PROBLEM => Copy out the data below as written; omit any images.

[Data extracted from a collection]
╭──

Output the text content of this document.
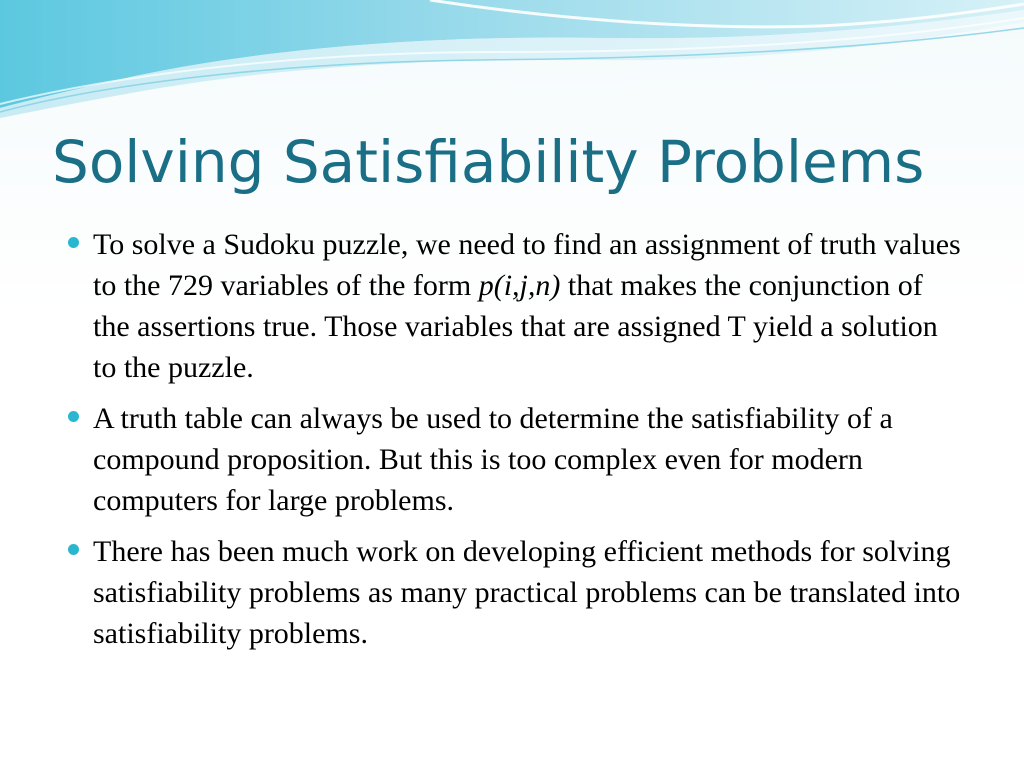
Solving Satisfiability Problems
To solve a Sudoku puzzle, we need to find an assignment of truth values to the 729 variables of the form p(i,j,n) that makes the conjunction of the assertions true. Those variables that are assigned T yield a solution to the puzzle.
A truth table can always be used to determine the satisfiability of a compound proposition. But this is too complex even for modern computers for large problems.
There has been much work on developing efficient methods for solving satisfiability problems as many practical problems can be translated into satisfiability problems.
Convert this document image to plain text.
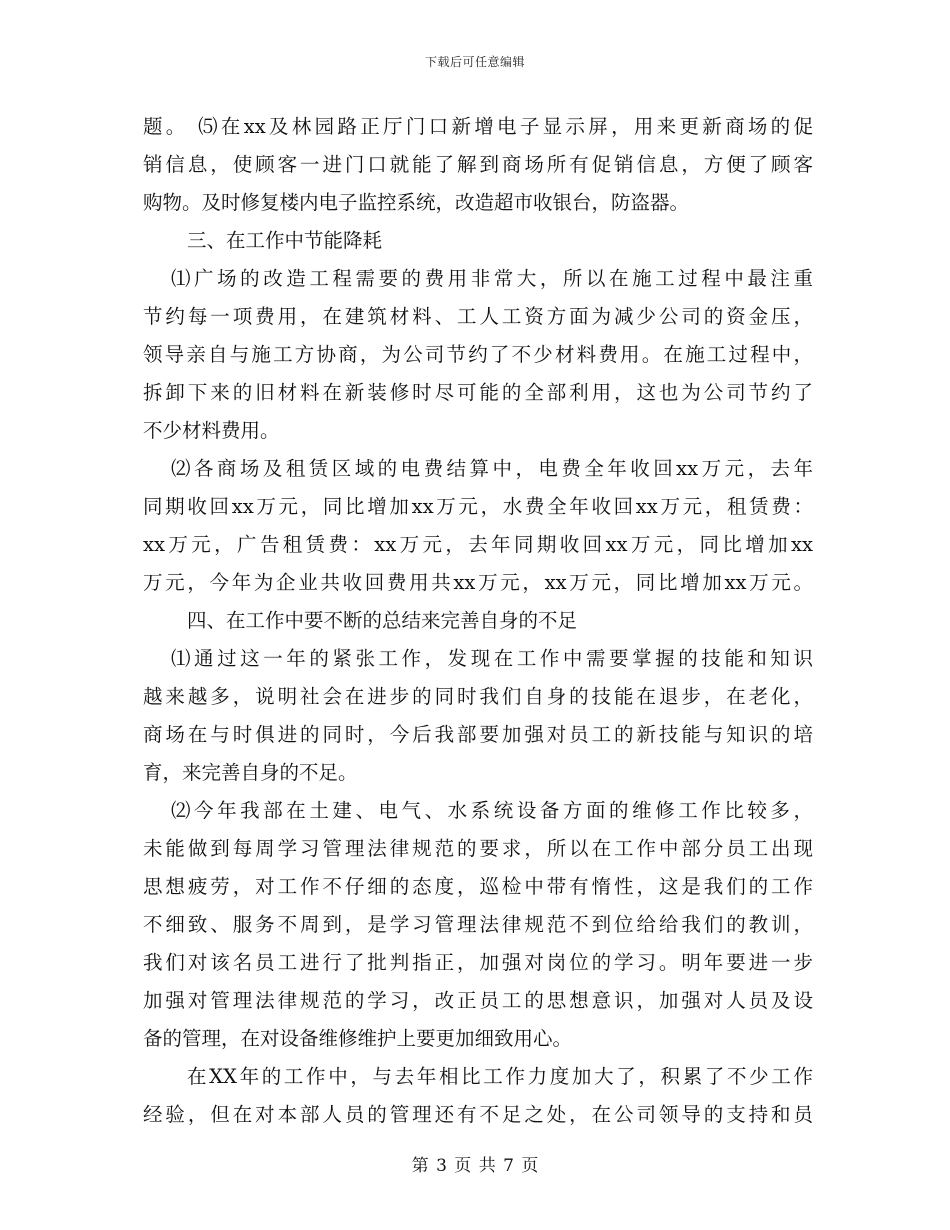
下载后可任意编辑
题。 ⑸在xx及林园路正厅门口新增电子显示屏，用来更新商场的促
销信息，使顾客一进门口就能了解到商场所有促销信息，方便了顾客
购物。及时修复楼内电子监控系统，改造超市收银台，防盗器。
三、在工作中节能降耗
⑴广场的改造工程需要的费用非常大，所以在施工过程中最注重
节约每一项费用，在建筑材料、工人工资方面为减少公司的资金压，
领导亲自与施工方协商，为公司节约了不少材料费用。在施工过程中，
拆卸下来的旧材料在新装修时尽可能的全部利用，这也为公司节约了
不少材料费用。
⑵各商场及租赁区域的电费结算中，电费全年收回xx万元，去年
同期收回xx万元，同比增加xx万元，水费全年收回xx万元，租赁费：
xx万元，广告租赁费：xx万元，去年同期收回xx万元，同比增加xx
万元，今年为企业共收回费用共xx万元，xx万元，同比增加xx万元。
四、在工作中要不断的总结来完善自身的不足
⑴通过这一年的紧张工作，发现在工作中需要掌握的技能和知识
越来越多，说明社会在进步的同时我们自身的技能在退步，在老化，
商场在与时俱进的同时，今后我部要加强对员工的新技能与知识的培
育，来完善自身的不足。
⑵今年我部在土建、电气、水系统设备方面的维修工作比较多，
未能做到每周学习管理法律规范的要求，所以在工作中部分员工出现
思想疲劳，对工作不仔细的态度，巡检中带有惰性，这是我们的工作
不细致、服务不周到，是学习管理法律规范不到位给给我们的教训，
我们对该名员工进行了批判指正，加强对岗位的学习。明年要进一步
加强对管理法律规范的学习，改正员工的思想意识，加强对人员及设
备的管理，在对设备维修维护上要更加细致用心。
在XX年的工作中，与去年相比工作力度加大了，积累了不少工作
经验，但在对本部人员的管理还有不足之处，在公司领导的支持和员
第 3 页 共 7 页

╰──

ANSWER =>
Output the text content of this document.
Solving Satisfiability Problems
To solve a Sudoku puzzle, we need to find an assignment of truth values to the 729 variables of the form p(i,j,n) that makes the conjunction of the assertions true. Those variables that are assigned T yield a solution to the puzzle.
A truth table can always be used to determine the satisfiability of a compound proposition. But this is too complex even for modern computers for large problems.
There has been much work on developing efficient methods for solving satisfiability problems as many practical problems can be translated into satisfiability problems.
Convert this document image to plain text.
下载后可任意编辑
题。 ⑸在xx及林园路正厅门口新增电子显示屏，用来更新商场的促
销信息，使顾客一进门口就能了解到商场所有促销信息，方便了顾客
购物。及时修复楼内电子监控系统，改造超市收银台，防盗器。
三、在工作中节能降耗
⑴广场的改造工程需要的费用非常大，所以在施工过程中最注重
节约每一项费用，在建筑材料、工人工资方面为减少公司的资金压，
领导亲自与施工方协商，为公司节约了不少材料费用。在施工过程中，
拆卸下来的旧材料在新装修时尽可能的全部利用，这也为公司节约了
不少材料费用。
⑵各商场及租赁区域的电费结算中，电费全年收回xx万元，去年
同期收回xx万元，同比增加xx万元，水费全年收回xx万元，租赁费：
xx万元，广告租赁费：xx万元，去年同期收回xx万元，同比增加xx
万元，今年为企业共收回费用共xx万元，xx万元，同比增加xx万元。
四、在工作中要不断的总结来完善自身的不足
⑴通过这一年的紧张工作，发现在工作中需要掌握的技能和知识
越来越多，说明社会在进步的同时我们自身的技能在退步，在老化，
商场在与时俱进的同时，今后我部要加强对员工的新技能与知识的培
育，来完善自身的不足。
⑵今年我部在土建、电气、水系统设备方面的维修工作比较多，
未能做到每周学习管理法律规范的要求，所以在工作中部分员工出现
思想疲劳，对工作不仔细的态度，巡检中带有惰性，这是我们的工作
不细致、服务不周到，是学习管理法律规范不到位给给我们的教训，
我们对该名员工进行了批判指正，加强对岗位的学习。明年要进一步
加强对管理法律规范的学习，改正员工的思想意识，加强对人员及设
备的管理，在对设备维修维护上要更加细致用心。
在XX年的工作中，与去年相比工作力度加大了，积累了不少工作
经验，但在对本部人员的管理还有不足之处，在公司领导的支持和员
第 3 页 共 7 页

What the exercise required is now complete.